_WHAT THE TASK ASKS_
Transcribe all of the material exactly.

◇ ◇ ◇ ◇ ◇

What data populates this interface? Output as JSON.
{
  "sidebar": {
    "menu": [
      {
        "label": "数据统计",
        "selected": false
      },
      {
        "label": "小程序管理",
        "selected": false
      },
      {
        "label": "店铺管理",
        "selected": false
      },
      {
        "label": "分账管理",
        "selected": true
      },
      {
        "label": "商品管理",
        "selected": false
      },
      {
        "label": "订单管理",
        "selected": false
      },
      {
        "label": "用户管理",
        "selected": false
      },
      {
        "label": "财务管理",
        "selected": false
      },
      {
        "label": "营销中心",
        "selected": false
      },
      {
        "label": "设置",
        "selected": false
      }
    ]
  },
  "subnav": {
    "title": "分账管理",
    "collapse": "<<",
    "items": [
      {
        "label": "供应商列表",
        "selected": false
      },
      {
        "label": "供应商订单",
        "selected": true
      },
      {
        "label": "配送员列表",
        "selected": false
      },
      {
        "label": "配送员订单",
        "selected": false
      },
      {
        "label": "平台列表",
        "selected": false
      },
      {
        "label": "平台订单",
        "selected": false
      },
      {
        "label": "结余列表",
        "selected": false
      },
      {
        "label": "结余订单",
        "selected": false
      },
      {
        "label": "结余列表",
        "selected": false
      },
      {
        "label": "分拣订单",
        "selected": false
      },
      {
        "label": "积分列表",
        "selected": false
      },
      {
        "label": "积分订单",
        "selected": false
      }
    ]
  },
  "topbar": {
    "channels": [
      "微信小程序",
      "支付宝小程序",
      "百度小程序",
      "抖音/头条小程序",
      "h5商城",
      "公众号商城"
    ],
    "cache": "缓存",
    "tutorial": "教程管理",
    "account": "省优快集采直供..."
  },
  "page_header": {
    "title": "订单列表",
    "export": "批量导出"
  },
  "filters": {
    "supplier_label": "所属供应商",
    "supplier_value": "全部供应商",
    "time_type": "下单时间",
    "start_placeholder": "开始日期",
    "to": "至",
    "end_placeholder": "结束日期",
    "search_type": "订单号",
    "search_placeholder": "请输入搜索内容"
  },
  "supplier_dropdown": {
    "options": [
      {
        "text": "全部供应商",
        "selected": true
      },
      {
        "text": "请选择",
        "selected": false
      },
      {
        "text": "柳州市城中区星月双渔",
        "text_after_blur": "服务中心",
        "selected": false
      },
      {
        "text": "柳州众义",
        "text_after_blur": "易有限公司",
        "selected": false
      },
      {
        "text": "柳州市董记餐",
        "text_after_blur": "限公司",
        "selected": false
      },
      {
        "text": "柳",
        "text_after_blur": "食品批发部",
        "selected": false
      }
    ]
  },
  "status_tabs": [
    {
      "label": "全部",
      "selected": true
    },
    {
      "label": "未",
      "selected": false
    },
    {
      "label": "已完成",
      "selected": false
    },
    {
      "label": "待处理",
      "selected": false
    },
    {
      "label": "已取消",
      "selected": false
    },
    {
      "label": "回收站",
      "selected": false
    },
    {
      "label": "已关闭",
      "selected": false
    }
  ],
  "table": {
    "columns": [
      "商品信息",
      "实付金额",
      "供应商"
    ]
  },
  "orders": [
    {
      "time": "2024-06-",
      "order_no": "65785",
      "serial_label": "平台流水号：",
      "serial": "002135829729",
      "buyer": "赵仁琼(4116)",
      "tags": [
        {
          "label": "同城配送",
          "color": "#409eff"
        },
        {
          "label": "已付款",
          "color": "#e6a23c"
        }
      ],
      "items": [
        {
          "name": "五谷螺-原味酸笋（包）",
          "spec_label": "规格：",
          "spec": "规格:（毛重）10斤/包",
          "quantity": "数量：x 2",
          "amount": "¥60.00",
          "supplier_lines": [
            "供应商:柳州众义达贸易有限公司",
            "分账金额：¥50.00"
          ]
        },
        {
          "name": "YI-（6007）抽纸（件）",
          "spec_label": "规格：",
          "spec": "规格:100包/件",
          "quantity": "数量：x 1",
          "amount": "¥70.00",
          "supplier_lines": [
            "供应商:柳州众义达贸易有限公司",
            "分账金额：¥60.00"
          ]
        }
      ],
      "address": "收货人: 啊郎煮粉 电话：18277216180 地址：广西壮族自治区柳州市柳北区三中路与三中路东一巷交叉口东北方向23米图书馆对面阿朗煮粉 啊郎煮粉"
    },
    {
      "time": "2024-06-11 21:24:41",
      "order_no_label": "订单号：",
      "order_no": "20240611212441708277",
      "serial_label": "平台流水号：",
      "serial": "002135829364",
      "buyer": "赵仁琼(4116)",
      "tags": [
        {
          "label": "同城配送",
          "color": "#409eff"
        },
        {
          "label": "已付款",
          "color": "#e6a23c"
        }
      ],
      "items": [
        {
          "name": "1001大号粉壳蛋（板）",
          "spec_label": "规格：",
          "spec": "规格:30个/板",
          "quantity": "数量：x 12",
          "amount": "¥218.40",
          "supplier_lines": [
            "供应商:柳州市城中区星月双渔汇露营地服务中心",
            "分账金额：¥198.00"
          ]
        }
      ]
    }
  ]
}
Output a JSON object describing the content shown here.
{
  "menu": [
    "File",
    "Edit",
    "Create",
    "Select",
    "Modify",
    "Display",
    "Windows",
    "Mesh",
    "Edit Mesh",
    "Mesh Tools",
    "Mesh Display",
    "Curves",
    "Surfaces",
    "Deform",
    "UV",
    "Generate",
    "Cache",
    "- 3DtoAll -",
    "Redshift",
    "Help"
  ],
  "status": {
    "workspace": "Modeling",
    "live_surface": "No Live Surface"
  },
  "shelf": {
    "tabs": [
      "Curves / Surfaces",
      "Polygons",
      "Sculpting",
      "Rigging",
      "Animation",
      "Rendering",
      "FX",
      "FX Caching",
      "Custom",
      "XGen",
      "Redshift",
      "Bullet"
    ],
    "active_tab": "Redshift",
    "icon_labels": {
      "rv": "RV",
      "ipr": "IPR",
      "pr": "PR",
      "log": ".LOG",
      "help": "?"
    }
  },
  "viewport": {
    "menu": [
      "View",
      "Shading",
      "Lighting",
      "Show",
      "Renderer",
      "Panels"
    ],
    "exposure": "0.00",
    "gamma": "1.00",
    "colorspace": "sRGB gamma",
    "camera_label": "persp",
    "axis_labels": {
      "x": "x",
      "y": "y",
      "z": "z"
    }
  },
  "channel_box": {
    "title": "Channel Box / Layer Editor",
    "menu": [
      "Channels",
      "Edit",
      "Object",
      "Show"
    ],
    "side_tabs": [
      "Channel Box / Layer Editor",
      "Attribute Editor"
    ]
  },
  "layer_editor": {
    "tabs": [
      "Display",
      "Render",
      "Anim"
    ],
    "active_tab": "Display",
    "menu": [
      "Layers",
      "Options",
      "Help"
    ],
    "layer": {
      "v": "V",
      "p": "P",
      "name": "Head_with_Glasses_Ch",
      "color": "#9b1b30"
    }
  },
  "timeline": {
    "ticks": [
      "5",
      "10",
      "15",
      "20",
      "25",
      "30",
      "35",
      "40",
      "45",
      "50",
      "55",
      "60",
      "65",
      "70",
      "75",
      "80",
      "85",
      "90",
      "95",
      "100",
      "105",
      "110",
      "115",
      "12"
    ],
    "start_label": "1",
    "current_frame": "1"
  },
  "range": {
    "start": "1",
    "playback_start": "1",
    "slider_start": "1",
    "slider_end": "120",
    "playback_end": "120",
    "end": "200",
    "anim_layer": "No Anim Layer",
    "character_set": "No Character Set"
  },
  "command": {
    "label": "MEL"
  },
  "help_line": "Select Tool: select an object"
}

◇ ◇ ◇ ◇ ◇

_RIGHT ANSWER_
What data populates this interface? Output as JSON.
{
  "sidebar": {
    "menu": [
      {
        "label": "数据统计",
        "selected": false
      },
      {
        "label": "小程序管理",
        "selected": false
      },
      {
        "label": "店铺管理",
        "selected": false
      },
      {
        "label": "分账管理",
        "selected": true
      },
      {
        "label": "商品管理",
        "selected": false
      },
      {
        "label": "订单管理",
        "selected": false
      },
      {
        "label": "用户管理",
        "selected": false
      },
      {
        "label": "财务管理",
        "selected": false
      },
      {
        "label": "营销中心",
        "selected": false
      },
      {
        "label": "设置",
        "selected": false
      }
    ]
  },
  "subnav": {
    "title": "分账管理",
    "collapse": "<<",
    "items": [
      {
        "label": "供应商列表",
        "selected": false
      },
      {
        "label": "供应商订单",
        "selected": true
      },
      {
        "label": "配送员列表",
        "selected": false
      },
      {
        "label": "配送员订单",
        "selected": false
      },
      {
        "label": "平台列表",
        "selected": false
      },
      {
        "label": "平台订单",
        "selected": false
      },
      {
        "label": "结余列表",
        "selected": false
      },
      {
        "label": "结余订单",
        "selected": false
      },
      {
        "label": "结余列表",
        "selected": false
      },
      {
        "label": "分拣订单",
        "selected": false
      },
      {
        "label": "积分列表",
        "selected": false
      },
      {
        "label": "积分订单",
        "selected": false
      }
    ]
  },
  "topbar": {
    "channels": [
      "微信小程序",
      "支付宝小程序",
      "百度小程序",
      "抖音/头条小程序",
      "h5商城",
      "公众号商城"
    ],
    "cache": "缓存",
    "tutorial": "教程管理",
    "account": "省优快集采直供..."
  },
  "page_header": {
    "title": "订单列表",
    "export": "批量导出"
  },
  "filters": {
    "supplier_label": "所属供应商",
    "supplier_value": "全部供应商",
    "time_type": "下单时间",
    "start_placeholder": "开始日期",
    "to": "至",
    "end_placeholder": "结束日期",
    "search_type": "订单号",
    "search_placeholder": "请输入搜索内容"
  },
  "supplier_dropdown": {
    "options": [
      {
        "text": "全部供应商",
        "selected": true
      },
      {
        "text": "请选择",
        "selected": false
      },
      {
        "text": "柳州市城中区星月双渔",
        "text_after_blur": "服务中心",
        "selected": false
      },
      {
        "text": "柳州众义",
        "text_after_blur": "易有限公司",
        "selected": false
      },
      {
        "text": "柳州市董记餐",
        "text_after_blur": "限公司",
        "selected": false
      },
      {
        "text": "柳",
        "text_after_blur": "食品批发部",
        "selected": false
      }
    ]
  },
  "status_tabs": [
    {
      "label": "全部",
      "selected": true
    },
    {
      "label": "未",
      "selected": false
    },
    {
      "label": "已完成",
      "selected": false
    },
    {
      "label": "待处理",
      "selected": false
    },
    {
      "label": "已取消",
      "selected": false
    },
    {
      "label": "回收站",
      "selected": false
    },
    {
      "label": "已关闭",
      "selected": false
    }
  ],
  "table": {
    "columns": [
      "商品信息",
      "实付金额",
      "供应商"
    ]
  },
  "orders": [
    {
      "time": "2024-06-",
      "order_no": "65785",
      "serial_label": "平台流水号：",
      "serial": "002135829729",
      "buyer": "赵仁琼(4116)",
      "tags": [
        {
          "label": "同城配送",
          "color": "#409eff"
        },
        {
          "label": "已付款",
          "color": "#e6a23c"
        }
      ],
      "items": [
        {
          "name": "五谷螺-原味酸笋（包）",
          "spec_label": "规格：",
          "spec": "规格:（毛重）10斤/包",
          "quantity": "数量：x 2",
          "amount": "¥60.00",
          "supplier_lines": [
            "供应商:柳州众义达贸易有限公司",
            "分账金额：¥50.00"
          ]
        },
        {
          "name": "YI-（6007）抽纸（件）",
          "spec_label": "规格：",
          "spec": "规格:100包/件",
          "quantity": "数量：x 1",
          "amount": "¥70.00",
          "supplier_lines": [
            "供应商:柳州众义达贸易有限公司",
            "分账金额：¥60.00"
          ]
        }
      ],
      "address": "收货人: 啊郎煮粉 电话：18277216180 地址：广西壮族自治区柳州市柳北区三中路与三中路东一巷交叉口东北方向23米图书馆对面阿朗煮粉 啊郎煮粉"
    },
    {
      "time": "2024-06-11 21:24:41",
      "order_no_label": "订单号：",
      "order_no": "20240611212441708277",
      "serial_label": "平台流水号：",
      "serial": "002135829364",
      "buyer": "赵仁琼(4116)",
      "tags": [
        {
          "label": "同城配送",
          "color": "#409eff"
        },
        {
          "label": "已付款",
          "color": "#e6a23c"
        }
      ],
      "items": [
        {
          "name": "1001大号粉壳蛋（板）",
          "spec_label": "规格：",
          "spec": "规格:30个/板",
          "quantity": "数量：x 12",
          "amount": "¥218.40",
          "supplier_lines": [
            "供应商:柳州市城中区星月双渔汇露营地服务中心",
            "分账金额：¥198.00"
          ]
        }
      ]
    }
  ]
}
Output a JSON object describing the content shown here.
{
  "menu": [
    "File",
    "Edit",
    "Create",
    "Select",
    "Modify",
    "Display",
    "Windows",
    "Mesh",
    "Edit Mesh",
    "Mesh Tools",
    "Mesh Display",
    "Curves",
    "Surfaces",
    "Deform",
    "UV",
    "Generate",
    "Cache",
    "- 3DtoAll -",
    "Redshift",
    "Help"
  ],
  "status": {
    "workspace": "Modeling",
    "live_surface": "No Live Surface"
  },
  "shelf": {
    "tabs": [
      "Curves / Surfaces",
      "Polygons",
      "Sculpting",
      "Rigging",
      "Animation",
      "Rendering",
      "FX",
      "FX Caching",
      "Custom",
      "XGen",
      "Redshift",
      "Bullet"
    ],
    "active_tab": "Redshift",
    "icon_labels": {
      "rv": "RV",
      "ipr": "IPR",
      "pr": "PR",
      "log": ".LOG",
      "help": "?"
    }
  },
  "viewport": {
    "menu": [
      "View",
      "Shading",
      "Lighting",
      "Show",
      "Renderer",
      "Panels"
    ],
    "exposure": "0.00",
    "gamma": "1.00",
    "colorspace": "sRGB gamma",
    "camera_label": "persp",
    "axis_labels": {
      "x": "x",
      "y": "y",
      "z": "z"
    }
  },
  "channel_box": {
    "title": "Channel Box / Layer Editor",
    "menu": [
      "Channels",
      "Edit",
      "Object",
      "Show"
    ],
    "side_tabs": [
      "Channel Box / Layer Editor",
      "Attribute Editor"
    ]
  },
  "layer_editor": {
    "tabs": [
      "Display",
      "Render",
      "Anim"
    ],
    "active_tab": "Display",
    "menu": [
      "Layers",
      "Options",
      "Help"
    ],
    "layer": {
      "v": "V",
      "p": "P",
      "name": "Head_with_Glasses_Ch",
      "color": "#9b1b30"
    }
  },
  "timeline": {
    "ticks": [
      "5",
      "10",
      "15",
      "20",
      "25",
      "30",
      "35",
      "40",
      "45",
      "50",
      "55",
      "60",
      "65",
      "70",
      "75",
      "80",
      "85",
      "90",
      "95",
      "100",
      "105",
      "110",
      "115",
      "12"
    ],
    "start_label": "1",
    "current_frame": "1"
  },
  "range": {
    "start": "1",
    "playback_start": "1",
    "slider_start": "1",
    "slider_end": "120",
    "playback_end": "120",
    "end": "200",
    "anim_layer": "No Anim Layer",
    "character_set": "No Character Set"
  },
  "command": {
    "label": "MEL"
  },
  "help_line": "Select Tool: select an object"
}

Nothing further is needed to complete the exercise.